■ **WORK TO BE COMPLETED**:
Exactly reproduce the entries, dropping any pictures from your copy.

━━━ PROVIDED RECORDS

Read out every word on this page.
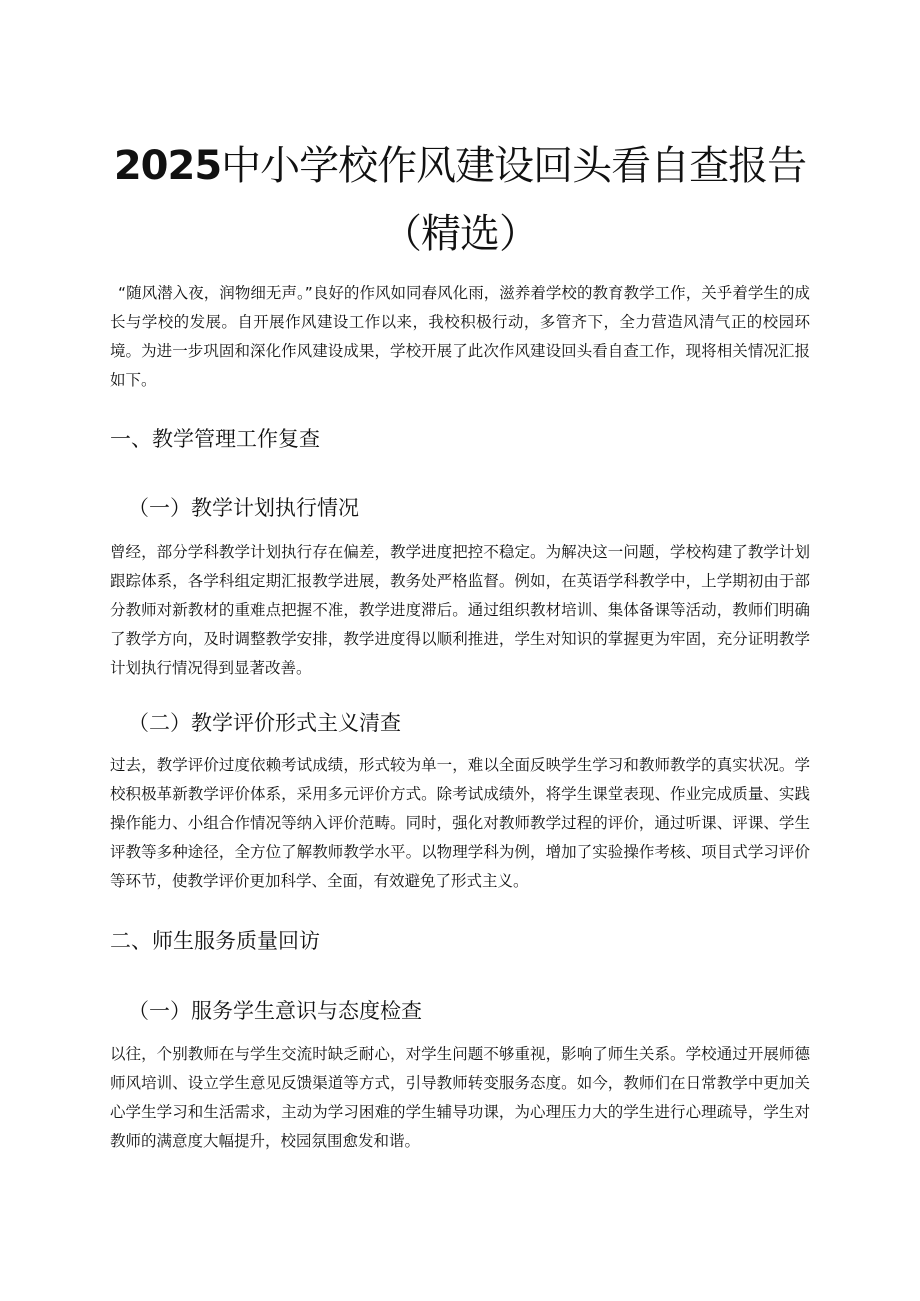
2025中小学校作风建设回头看自查报告
（精选）

“随风潜入夜，润物细无声。”良好的作风如同春风化雨，滋养着学校的教育教学工作，关乎着学生的成长与学校的发展。自开展作风建设工作以来，我校积极行动，多管齐下，全力营造风清气正的校园环境。为进一步巩固和深化作风建设成果，学校开展了此次作风建设回头看自查工作，现将相关情况汇报如下。

一、教学管理工作复查
（一）教学计划执行情况

曾经，部分学科教学计划执行存在偏差，教学进度把控不稳定。为解决这一问题，学校构建了教学计划跟踪体系，各学科组定期汇报教学进展，教务处严格监督。例如，在英语学科教学中，上学期初由于部分教师对新教材的重难点把握不准，教学进度滞后。通过组织教材培训、集体备课等活动，教师们明确了教学方向，及时调整教学安排，教学进度得以顺利推进，学生对知识的掌握更为牢固，充分证明教学计划执行情况得到显著改善。

（二）教学评价形式主义清查

过去，教学评价过度依赖考试成绩，形式较为单一，难以全面反映学生学习和教师教学的真实状况。学校积极革新教学评价体系，采用多元评价方式。除考试成绩外，将学生课堂表现、作业完成质量、实践操作能力、小组合作情况等纳入评价范畴。同时，强化对教师教学过程的评价，通过听课、评课、学生评教等多种途径，全方位了解教师教学水平。以物理学科为例，增加了实验操作考核、项目式学习评价等环节，使教学评价更加科学、全面，有效避免了形式主义。

二、师生服务质量回访
（一）服务学生意识与态度检查

以往，个别教师在与学生交流时缺乏耐心，对学生问题不够重视，影响了师生关系。学校通过开展师德师风培训、设立学生意见反馈渠道等方式，引导教师转变服务态度。如今，教师们在日常教学中更加关心学生学习和生活需求，主动为学习困难的学生辅导功课，为心理压力大的学生进行心理疏导，学生对教师的满意度大幅提升，校园氛围愈发和谐。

━━━━━━

■ **CORRECT RESPONSE**:
Read out every word on this page.
2025中小学校作风建设回头看自查报告
（精选）

“随风潜入夜，润物细无声。”良好的作风如同春风化雨，滋养着学校的教育教学工作，关乎着学生的成长与学校的发展。自开展作风建设工作以来，我校积极行动，多管齐下，全力营造风清气正的校园环境。为进一步巩固和深化作风建设成果，学校开展了此次作风建设回头看自查工作，现将相关情况汇报如下。

一、教学管理工作复查
（一）教学计划执行情况

曾经，部分学科教学计划执行存在偏差，教学进度把控不稳定。为解决这一问题，学校构建了教学计划跟踪体系，各学科组定期汇报教学进展，教务处严格监督。例如，在英语学科教学中，上学期初由于部分教师对新教材的重难点把握不准，教学进度滞后。通过组织教材培训、集体备课等活动，教师们明确了教学方向，及时调整教学安排，教学进度得以顺利推进，学生对知识的掌握更为牢固，充分证明教学计划执行情况得到显著改善。

（二）教学评价形式主义清查

过去，教学评价过度依赖考试成绩，形式较为单一，难以全面反映学生学习和教师教学的真实状况。学校积极革新教学评价体系，采用多元评价方式。除考试成绩外，将学生课堂表现、作业完成质量、实践操作能力、小组合作情况等纳入评价范畴。同时，强化对教师教学过程的评价，通过听课、评课、学生评教等多种途径，全方位了解教师教学水平。以物理学科为例，增加了实验操作考核、项目式学习评价等环节，使教学评价更加科学、全面，有效避免了形式主义。

二、师生服务质量回访
（一）服务学生意识与态度检查

以往，个别教师在与学生交流时缺乏耐心，对学生问题不够重视，影响了师生关系。学校通过开展师德师风培训、设立学生意见反馈渠道等方式，引导教师转变服务态度。如今，教师们在日常教学中更加关心学生学习和生活需求，主动为学习困难的学生辅导功课，为心理压力大的学生进行心理疏导，学生对教师的满意度大幅提升，校园氛围愈发和谐。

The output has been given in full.